*** Opening of LISTED ENTRIES ***

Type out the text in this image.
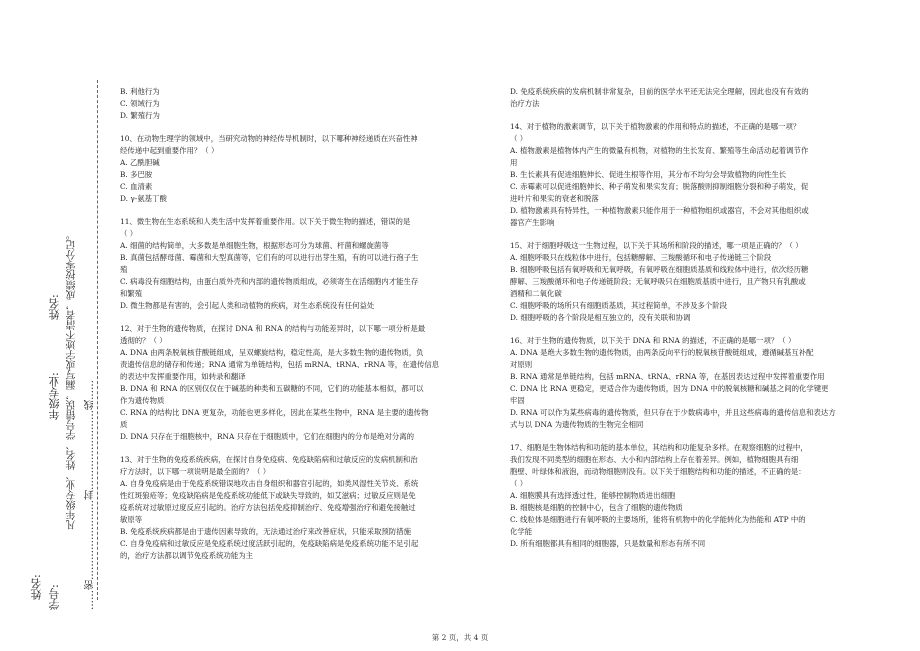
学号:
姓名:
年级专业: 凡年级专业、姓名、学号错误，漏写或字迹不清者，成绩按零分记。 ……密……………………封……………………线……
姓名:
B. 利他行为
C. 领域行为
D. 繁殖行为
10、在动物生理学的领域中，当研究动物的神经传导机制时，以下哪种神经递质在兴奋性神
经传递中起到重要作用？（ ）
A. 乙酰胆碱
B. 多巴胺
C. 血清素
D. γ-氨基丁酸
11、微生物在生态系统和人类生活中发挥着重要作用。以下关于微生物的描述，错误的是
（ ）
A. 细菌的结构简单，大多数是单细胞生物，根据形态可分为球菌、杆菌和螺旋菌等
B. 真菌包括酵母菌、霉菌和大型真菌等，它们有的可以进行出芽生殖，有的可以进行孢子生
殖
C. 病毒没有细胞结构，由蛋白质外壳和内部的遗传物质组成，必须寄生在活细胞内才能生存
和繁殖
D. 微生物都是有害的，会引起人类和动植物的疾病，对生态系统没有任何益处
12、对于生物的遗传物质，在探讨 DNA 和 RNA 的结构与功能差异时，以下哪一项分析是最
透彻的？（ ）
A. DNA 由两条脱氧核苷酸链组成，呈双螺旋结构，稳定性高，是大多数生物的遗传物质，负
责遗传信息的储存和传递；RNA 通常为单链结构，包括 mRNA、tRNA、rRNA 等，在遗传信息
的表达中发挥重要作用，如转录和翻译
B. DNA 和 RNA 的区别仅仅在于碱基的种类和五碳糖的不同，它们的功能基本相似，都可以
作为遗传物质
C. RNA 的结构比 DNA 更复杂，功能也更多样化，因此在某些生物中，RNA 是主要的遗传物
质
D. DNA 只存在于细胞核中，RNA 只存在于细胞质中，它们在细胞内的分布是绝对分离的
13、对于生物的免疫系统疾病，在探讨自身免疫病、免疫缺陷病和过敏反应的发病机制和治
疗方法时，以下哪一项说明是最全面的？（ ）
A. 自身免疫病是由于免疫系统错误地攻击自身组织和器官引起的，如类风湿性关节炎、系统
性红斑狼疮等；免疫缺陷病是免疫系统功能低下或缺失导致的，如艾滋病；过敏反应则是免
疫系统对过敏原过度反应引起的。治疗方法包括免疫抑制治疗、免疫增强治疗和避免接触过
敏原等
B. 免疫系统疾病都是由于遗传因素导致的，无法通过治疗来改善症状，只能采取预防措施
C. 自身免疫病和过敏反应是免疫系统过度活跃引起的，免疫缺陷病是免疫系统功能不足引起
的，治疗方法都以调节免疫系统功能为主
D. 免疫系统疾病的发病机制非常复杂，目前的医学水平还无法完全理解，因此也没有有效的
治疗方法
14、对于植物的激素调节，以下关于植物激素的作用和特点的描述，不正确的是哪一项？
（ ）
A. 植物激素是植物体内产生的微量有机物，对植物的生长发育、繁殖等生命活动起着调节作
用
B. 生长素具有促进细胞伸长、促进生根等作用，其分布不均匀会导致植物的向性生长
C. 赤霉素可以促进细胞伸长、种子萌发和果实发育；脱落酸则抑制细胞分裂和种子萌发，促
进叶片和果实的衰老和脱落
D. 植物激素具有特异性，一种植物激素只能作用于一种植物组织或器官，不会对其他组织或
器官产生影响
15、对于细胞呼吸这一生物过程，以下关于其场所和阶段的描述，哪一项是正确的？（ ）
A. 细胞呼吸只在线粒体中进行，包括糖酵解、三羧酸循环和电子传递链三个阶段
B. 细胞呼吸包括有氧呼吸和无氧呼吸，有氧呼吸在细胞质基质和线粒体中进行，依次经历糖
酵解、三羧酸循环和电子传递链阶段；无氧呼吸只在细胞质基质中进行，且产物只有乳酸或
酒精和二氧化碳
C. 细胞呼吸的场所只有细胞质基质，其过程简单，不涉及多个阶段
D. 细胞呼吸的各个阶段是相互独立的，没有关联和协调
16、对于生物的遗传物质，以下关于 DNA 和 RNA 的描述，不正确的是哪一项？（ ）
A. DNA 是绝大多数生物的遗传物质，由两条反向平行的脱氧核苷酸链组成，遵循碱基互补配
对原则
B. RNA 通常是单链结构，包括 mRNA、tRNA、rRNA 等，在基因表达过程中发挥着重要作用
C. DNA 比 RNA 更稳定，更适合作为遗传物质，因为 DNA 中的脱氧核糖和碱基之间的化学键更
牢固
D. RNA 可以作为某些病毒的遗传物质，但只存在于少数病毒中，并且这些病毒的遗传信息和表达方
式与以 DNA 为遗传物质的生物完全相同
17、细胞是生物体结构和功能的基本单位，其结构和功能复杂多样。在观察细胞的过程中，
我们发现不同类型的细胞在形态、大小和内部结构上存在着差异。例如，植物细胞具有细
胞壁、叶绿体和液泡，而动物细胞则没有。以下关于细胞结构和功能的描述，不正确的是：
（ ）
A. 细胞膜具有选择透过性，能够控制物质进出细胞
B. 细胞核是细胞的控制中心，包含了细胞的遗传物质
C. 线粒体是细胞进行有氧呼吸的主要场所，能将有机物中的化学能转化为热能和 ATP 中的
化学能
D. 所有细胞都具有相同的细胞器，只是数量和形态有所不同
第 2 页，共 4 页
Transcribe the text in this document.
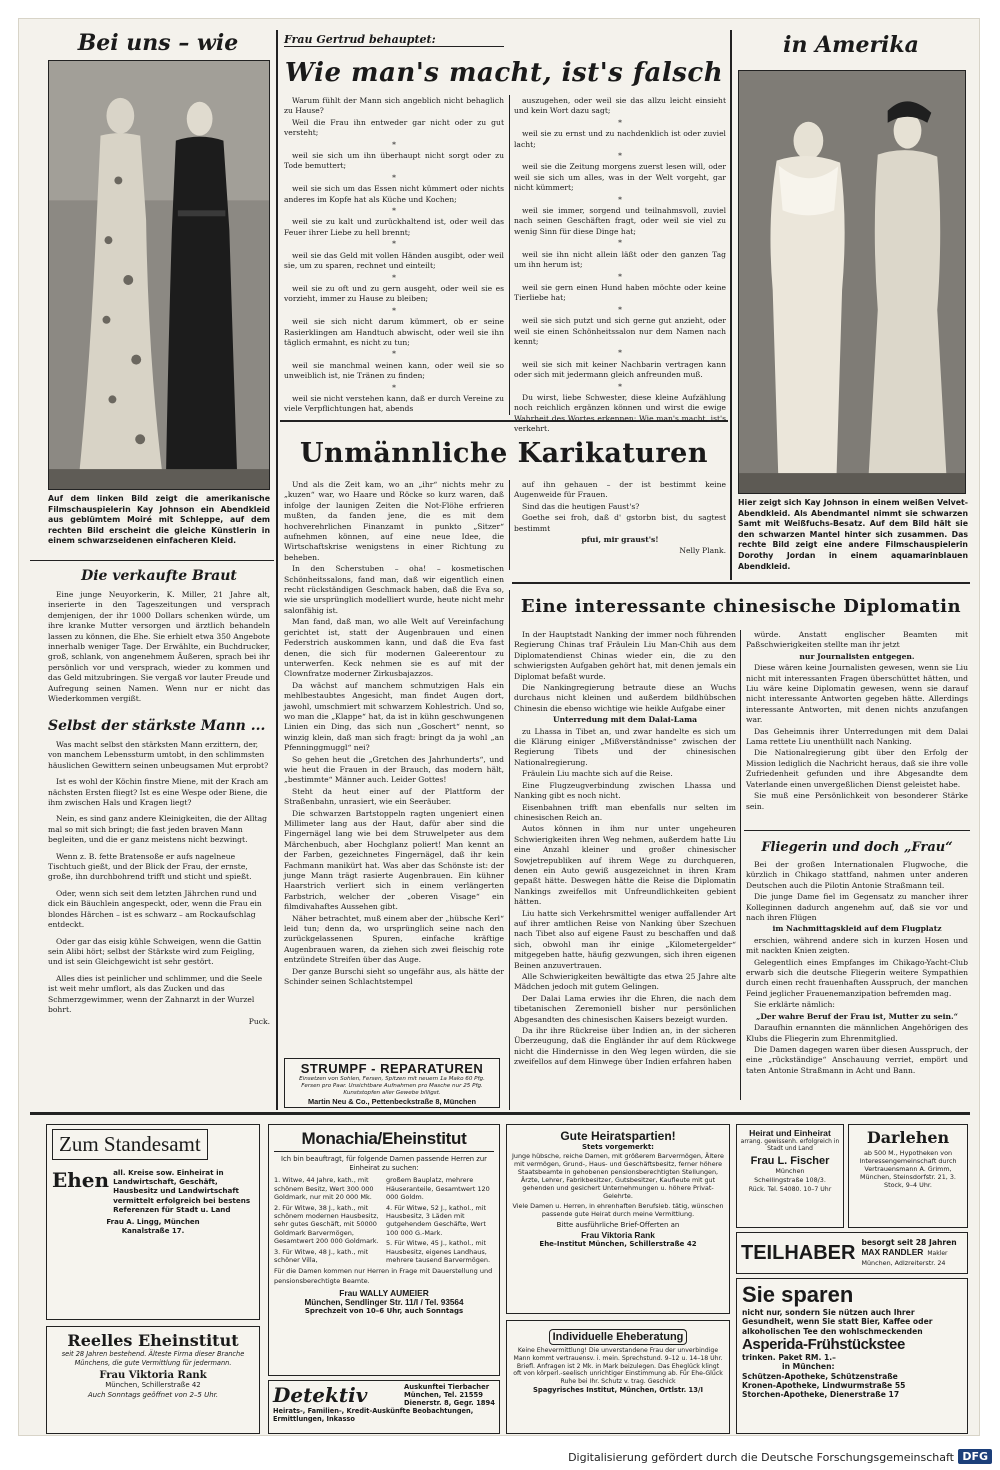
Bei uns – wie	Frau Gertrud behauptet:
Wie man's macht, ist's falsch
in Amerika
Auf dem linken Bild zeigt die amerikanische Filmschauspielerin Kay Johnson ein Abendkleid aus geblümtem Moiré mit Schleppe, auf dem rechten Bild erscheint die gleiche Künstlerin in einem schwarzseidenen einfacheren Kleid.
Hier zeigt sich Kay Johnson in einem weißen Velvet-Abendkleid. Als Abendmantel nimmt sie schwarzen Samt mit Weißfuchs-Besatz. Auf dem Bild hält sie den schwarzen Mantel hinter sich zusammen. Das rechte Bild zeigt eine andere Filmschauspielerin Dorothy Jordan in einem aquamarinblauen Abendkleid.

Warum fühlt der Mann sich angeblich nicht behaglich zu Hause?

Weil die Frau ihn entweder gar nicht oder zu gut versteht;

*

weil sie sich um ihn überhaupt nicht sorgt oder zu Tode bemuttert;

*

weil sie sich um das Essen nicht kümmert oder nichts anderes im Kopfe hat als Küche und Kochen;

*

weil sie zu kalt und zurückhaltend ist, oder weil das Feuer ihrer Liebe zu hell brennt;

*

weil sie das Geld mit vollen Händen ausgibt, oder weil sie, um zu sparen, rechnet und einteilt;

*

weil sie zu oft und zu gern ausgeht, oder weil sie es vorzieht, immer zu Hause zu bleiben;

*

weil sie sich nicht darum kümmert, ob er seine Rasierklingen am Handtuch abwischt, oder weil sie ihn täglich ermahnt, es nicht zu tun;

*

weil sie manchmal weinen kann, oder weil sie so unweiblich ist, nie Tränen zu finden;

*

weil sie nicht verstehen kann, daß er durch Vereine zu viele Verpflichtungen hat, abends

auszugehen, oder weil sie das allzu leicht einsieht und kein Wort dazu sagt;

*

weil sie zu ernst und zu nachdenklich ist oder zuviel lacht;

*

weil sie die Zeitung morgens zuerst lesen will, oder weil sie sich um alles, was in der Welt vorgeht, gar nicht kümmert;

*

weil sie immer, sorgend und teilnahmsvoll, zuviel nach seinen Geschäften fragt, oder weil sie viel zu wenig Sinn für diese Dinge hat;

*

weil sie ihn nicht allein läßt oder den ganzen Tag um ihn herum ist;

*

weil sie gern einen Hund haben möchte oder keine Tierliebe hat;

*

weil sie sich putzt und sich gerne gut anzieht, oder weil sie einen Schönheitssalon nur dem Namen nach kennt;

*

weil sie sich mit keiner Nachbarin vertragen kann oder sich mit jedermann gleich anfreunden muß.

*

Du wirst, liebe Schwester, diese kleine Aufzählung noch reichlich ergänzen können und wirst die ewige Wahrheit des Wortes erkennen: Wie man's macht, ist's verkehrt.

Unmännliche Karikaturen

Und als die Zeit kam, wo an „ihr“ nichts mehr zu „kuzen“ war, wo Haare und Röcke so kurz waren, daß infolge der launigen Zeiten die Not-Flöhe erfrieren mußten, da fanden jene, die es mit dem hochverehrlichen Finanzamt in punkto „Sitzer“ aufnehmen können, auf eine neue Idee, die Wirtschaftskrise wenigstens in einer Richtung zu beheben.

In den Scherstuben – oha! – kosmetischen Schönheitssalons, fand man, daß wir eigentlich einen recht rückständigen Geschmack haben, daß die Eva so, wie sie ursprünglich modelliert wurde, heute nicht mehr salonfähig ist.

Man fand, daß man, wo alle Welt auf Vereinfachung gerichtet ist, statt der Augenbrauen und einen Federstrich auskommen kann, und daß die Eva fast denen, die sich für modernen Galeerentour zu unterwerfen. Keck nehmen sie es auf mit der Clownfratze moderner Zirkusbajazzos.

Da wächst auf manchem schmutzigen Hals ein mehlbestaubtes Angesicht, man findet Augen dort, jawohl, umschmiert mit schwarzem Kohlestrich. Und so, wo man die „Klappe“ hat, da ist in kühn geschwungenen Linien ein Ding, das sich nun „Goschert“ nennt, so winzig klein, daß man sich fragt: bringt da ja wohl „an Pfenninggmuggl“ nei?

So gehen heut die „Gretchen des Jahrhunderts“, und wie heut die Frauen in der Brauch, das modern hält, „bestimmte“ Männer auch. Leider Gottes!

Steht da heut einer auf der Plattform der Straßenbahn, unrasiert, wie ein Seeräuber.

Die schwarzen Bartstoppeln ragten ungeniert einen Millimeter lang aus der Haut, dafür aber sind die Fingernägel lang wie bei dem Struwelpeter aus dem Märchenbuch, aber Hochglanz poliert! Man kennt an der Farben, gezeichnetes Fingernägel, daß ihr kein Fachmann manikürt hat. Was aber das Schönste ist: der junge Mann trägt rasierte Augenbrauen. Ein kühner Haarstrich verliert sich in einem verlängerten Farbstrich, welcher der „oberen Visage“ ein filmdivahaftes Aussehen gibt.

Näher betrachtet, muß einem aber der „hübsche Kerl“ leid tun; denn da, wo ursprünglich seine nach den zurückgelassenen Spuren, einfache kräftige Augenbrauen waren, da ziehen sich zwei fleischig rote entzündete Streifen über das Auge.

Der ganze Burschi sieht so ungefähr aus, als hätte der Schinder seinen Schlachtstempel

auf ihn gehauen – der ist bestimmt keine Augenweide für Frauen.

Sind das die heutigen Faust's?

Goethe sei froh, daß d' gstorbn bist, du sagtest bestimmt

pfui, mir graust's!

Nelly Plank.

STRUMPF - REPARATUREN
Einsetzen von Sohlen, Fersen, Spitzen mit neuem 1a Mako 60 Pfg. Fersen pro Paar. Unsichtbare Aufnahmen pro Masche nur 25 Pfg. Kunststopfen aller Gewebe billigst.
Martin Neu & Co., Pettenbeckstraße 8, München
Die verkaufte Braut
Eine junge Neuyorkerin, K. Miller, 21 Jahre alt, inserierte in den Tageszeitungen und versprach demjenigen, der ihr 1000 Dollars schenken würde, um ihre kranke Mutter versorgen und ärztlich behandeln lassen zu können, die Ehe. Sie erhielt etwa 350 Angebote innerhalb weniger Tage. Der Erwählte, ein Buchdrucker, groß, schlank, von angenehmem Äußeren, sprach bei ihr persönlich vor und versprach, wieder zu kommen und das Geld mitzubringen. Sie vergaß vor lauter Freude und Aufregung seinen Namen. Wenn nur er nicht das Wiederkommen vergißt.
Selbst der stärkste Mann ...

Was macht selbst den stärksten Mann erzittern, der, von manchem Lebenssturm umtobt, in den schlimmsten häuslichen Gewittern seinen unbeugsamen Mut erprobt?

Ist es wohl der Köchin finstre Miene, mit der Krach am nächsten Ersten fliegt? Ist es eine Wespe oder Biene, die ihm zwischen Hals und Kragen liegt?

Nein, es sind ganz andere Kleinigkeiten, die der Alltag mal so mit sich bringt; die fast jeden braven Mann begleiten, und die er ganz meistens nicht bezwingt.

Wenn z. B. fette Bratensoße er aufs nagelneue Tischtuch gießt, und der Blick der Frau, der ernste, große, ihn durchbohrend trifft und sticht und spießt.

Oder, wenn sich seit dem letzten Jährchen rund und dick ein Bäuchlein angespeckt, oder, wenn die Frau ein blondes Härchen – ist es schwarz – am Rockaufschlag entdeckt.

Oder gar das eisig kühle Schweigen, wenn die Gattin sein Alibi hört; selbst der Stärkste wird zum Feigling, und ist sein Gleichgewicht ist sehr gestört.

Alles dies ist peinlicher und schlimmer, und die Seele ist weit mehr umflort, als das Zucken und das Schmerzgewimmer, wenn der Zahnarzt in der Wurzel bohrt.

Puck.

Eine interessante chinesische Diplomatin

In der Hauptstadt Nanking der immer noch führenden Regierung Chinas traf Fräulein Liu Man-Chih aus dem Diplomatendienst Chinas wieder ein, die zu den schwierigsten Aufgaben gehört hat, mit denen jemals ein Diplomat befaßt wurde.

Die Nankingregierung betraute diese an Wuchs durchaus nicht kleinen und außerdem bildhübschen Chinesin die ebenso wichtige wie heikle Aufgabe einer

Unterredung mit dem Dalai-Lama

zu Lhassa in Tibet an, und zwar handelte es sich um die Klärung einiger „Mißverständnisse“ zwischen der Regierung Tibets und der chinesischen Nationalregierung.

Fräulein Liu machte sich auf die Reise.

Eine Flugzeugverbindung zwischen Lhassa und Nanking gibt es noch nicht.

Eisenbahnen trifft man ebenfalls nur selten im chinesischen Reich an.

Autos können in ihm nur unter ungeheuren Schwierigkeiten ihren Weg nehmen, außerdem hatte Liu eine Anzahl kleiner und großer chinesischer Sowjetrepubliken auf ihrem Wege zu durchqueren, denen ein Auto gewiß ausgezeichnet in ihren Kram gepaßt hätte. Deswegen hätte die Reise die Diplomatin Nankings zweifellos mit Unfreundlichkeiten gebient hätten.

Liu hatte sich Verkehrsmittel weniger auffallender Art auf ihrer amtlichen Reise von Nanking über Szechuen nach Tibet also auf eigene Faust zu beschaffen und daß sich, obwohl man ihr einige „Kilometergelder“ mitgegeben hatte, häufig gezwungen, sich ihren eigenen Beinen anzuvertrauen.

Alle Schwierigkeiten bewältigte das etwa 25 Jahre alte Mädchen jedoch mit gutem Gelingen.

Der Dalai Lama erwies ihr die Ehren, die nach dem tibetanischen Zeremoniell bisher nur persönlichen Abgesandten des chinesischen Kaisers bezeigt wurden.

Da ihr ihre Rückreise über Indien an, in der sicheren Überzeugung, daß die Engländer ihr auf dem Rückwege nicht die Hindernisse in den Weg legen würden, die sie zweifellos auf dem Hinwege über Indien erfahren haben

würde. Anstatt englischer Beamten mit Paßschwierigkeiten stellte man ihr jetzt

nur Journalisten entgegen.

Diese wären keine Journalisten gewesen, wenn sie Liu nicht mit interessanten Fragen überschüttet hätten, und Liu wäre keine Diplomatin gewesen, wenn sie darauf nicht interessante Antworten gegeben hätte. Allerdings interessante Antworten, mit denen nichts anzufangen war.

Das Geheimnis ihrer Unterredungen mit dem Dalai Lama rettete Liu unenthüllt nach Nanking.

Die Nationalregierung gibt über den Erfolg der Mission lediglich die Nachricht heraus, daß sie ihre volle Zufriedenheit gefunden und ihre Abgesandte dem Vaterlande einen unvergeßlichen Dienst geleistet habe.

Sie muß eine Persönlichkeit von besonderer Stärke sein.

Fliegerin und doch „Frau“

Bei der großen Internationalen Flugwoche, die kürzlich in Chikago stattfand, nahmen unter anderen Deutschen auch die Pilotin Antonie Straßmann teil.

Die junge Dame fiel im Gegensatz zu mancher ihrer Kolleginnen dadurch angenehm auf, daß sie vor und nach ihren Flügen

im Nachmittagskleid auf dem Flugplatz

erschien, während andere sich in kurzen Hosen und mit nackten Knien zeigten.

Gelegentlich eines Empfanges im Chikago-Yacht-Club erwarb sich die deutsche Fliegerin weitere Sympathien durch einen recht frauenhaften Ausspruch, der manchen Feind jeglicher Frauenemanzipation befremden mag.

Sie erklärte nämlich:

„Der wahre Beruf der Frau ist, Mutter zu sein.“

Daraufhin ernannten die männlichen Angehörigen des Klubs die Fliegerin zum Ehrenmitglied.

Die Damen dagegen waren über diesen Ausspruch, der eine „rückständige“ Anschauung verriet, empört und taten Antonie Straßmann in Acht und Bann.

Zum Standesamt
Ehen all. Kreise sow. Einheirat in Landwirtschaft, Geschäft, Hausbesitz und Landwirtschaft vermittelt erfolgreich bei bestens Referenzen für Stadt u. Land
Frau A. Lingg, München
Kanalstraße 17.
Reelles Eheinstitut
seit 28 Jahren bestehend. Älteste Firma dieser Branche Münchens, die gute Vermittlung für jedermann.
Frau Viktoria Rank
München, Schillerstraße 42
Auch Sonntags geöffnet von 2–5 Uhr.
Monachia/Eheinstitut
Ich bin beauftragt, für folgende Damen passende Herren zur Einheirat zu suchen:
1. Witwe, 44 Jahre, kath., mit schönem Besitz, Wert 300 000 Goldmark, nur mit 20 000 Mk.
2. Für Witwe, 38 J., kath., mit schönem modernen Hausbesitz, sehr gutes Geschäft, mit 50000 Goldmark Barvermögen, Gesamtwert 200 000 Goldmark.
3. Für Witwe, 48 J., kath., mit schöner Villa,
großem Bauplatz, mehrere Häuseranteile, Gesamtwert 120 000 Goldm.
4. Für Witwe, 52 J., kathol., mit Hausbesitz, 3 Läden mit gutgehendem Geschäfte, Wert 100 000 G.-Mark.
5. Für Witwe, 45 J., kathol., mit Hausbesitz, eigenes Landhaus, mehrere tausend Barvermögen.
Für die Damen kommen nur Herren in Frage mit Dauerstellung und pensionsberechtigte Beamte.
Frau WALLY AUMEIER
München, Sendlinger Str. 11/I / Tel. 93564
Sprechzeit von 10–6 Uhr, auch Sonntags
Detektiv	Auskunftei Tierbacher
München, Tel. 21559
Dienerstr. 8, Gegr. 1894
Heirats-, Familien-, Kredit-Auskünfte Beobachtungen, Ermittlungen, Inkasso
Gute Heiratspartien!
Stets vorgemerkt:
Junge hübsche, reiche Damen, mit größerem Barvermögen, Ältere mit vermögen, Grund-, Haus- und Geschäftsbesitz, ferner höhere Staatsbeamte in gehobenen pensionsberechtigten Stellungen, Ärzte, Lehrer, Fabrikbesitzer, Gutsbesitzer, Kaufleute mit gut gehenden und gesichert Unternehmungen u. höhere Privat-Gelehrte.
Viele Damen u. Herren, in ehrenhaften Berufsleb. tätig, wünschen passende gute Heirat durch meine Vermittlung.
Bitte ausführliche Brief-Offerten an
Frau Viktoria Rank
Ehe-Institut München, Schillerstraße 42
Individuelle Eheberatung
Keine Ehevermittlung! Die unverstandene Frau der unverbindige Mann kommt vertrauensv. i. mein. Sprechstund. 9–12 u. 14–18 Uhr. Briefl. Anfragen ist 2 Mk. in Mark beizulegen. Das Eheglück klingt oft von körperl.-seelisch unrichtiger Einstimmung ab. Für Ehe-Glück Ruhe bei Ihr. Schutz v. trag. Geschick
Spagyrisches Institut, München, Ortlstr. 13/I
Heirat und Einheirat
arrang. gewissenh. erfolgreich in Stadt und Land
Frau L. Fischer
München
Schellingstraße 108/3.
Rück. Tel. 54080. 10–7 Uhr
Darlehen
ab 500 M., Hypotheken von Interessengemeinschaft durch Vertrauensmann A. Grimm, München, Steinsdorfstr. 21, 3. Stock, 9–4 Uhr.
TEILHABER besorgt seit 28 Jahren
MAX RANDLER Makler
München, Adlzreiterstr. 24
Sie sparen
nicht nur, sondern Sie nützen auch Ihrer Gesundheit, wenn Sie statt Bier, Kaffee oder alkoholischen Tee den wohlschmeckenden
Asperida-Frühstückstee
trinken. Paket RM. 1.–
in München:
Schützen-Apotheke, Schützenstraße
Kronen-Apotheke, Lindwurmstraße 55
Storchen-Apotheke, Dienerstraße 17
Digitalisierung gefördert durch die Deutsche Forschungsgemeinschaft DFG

*** Close of LISTED ENTRIES ***

> _REQUIREMENT_
Pick out, from the lines above, every one that contains the string "Lama".

> _RESULT_
Unterredung mit dem Dalai-Lama
Der Dalai Lama erwies ihr die Ehren, die nach dem tibetanischen Zeremoniell bisher nur persönlichen Abgesandten des chinesischen Kaisers bezeigt wurden.
Das Geheimnis ihrer Unterredungen mit dem Dalai Lama rettete Liu unenthüllt nach Nanking.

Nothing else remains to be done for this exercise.